To do:
Extract the listing in its entirety, keeping each line identical to the original.

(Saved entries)
* * * * * * *

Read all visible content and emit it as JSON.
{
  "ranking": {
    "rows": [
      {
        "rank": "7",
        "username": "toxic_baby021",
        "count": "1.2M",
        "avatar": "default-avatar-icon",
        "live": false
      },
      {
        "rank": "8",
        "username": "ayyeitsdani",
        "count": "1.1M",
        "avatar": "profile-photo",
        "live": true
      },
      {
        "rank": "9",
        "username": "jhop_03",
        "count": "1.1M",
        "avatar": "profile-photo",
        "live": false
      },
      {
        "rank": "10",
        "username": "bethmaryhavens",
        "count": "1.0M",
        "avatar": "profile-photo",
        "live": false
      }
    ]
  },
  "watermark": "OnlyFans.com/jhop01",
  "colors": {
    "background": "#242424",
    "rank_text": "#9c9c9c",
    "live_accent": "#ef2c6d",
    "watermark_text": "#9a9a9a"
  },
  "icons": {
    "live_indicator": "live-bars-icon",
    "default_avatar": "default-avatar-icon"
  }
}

* * * * * * *

Result of the task:
Read all visible content and emit it as JSON.
{
  "ranking": {
    "rows": [
      {
        "rank": "7",
        "username": "toxic_baby021",
        "count": "1.2M",
        "avatar": "default-avatar-icon",
        "live": false
      },
      {
        "rank": "8",
        "username": "ayyeitsdani",
        "count": "1.1M",
        "avatar": "profile-photo",
        "live": true
      },
      {
        "rank": "9",
        "username": "jhop_03",
        "count": "1.1M",
        "avatar": "profile-photo",
        "live": false
      },
      {
        "rank": "10",
        "username": "bethmaryhavens",
        "count": "1.0M",
        "avatar": "profile-photo",
        "live": false
      }
    ]
  },
  "watermark": "OnlyFans.com/jhop01",
  "colors": {
    "background": "#242424",
    "rank_text": "#9c9c9c",
    "live_accent": "#ef2c6d",
    "watermark_text": "#9a9a9a"
  },
  "icons": {
    "live_indicator": "live-bars-icon",
    "default_avatar": "default-avatar-icon"
  }
}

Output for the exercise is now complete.